Instructions for the task
Exactly reproduce the lines from the one holding "Read this page and output its text content." through the final line of the listing below, with both ends included and nothing else.

Material for this exercise
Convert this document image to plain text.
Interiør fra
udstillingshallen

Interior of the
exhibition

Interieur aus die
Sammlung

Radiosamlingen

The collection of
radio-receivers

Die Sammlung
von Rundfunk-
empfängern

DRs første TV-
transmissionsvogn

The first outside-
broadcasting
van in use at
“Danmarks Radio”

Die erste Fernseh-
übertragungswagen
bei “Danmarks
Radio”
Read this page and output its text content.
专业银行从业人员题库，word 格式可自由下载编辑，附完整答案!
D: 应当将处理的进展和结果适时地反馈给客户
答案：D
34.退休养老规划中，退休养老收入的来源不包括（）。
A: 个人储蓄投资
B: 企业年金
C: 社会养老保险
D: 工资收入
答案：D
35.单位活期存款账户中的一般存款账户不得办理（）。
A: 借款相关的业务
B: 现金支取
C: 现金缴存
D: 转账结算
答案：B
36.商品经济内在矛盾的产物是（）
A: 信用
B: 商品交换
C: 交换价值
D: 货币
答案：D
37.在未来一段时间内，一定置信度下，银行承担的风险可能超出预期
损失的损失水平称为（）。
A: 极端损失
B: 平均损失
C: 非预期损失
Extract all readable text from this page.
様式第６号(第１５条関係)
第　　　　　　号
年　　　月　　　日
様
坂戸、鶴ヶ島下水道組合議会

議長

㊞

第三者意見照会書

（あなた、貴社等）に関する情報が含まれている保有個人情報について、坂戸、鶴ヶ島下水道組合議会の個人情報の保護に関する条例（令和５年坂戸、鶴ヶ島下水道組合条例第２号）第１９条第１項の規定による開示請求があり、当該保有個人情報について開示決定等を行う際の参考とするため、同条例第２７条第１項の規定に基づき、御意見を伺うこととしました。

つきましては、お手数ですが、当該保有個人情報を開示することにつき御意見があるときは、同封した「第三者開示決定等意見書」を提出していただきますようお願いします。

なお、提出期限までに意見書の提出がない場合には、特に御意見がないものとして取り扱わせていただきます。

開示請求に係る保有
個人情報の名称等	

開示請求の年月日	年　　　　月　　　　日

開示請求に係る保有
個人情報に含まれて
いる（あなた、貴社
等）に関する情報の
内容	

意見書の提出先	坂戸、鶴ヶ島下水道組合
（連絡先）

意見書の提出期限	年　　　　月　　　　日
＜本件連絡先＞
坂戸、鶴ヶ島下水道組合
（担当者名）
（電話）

Exercise solution
Read this page and output its text content.
专业银行从业人员题库，word 格式可自由下载编辑，附完整答案!
D: 应当将处理的进展和结果适时地反馈给客户
答案：D
34.退休养老规划中，退休养老收入的来源不包括（）。
A: 个人储蓄投资
B: 企业年金
C: 社会养老保险
D: 工资收入
答案：D
35.单位活期存款账户中的一般存款账户不得办理（）。
A: 借款相关的业务
B: 现金支取
C: 现金缴存
D: 转账结算
答案：B
36.商品经济内在矛盾的产物是（）
A: 信用
B: 商品交换
C: 交换价值
D: 货币
答案：D
37.在未来一段时间内，一定置信度下，银行承担的风险可能超出预期
损失的损失水平称为（）。
A: 极端损失
B: 平均损失
C: 非预期损失
Extract all readable text from this page.
様式第６号(第１５条関係)
第　　　　　　号
年　　　月　　　日
様
坂戸、鶴ヶ島下水道組合議会

議長

㊞

第三者意見照会書

（あなた、貴社等）に関する情報が含まれている保有個人情報について、坂戸、鶴ヶ島下水道組合議会の個人情報の保護に関する条例（令和５年坂戸、鶴ヶ島下水道組合条例第２号）第１９条第１項の規定による開示請求があり、当該保有個人情報について開示決定等を行う際の参考とするため、同条例第２７条第１項の規定に基づき、御意見を伺うこととしました。

つきましては、お手数ですが、当該保有個人情報を開示することにつき御意見があるときは、同封した「第三者開示決定等意見書」を提出していただきますようお願いします。

なお、提出期限までに意見書の提出がない場合には、特に御意見がないものとして取り扱わせていただきます。

開示請求に係る保有
個人情報の名称等	

開示請求の年月日	年　　　　月　　　　日

開示請求に係る保有
個人情報に含まれて
いる（あなた、貴社
等）に関する情報の
内容	

意見書の提出先	坂戸、鶴ヶ島下水道組合
（連絡先）

意見書の提出期限	年　　　　月　　　　日
＜本件連絡先＞
坂戸、鶴ヶ島下水道組合
（担当者名）
（電話）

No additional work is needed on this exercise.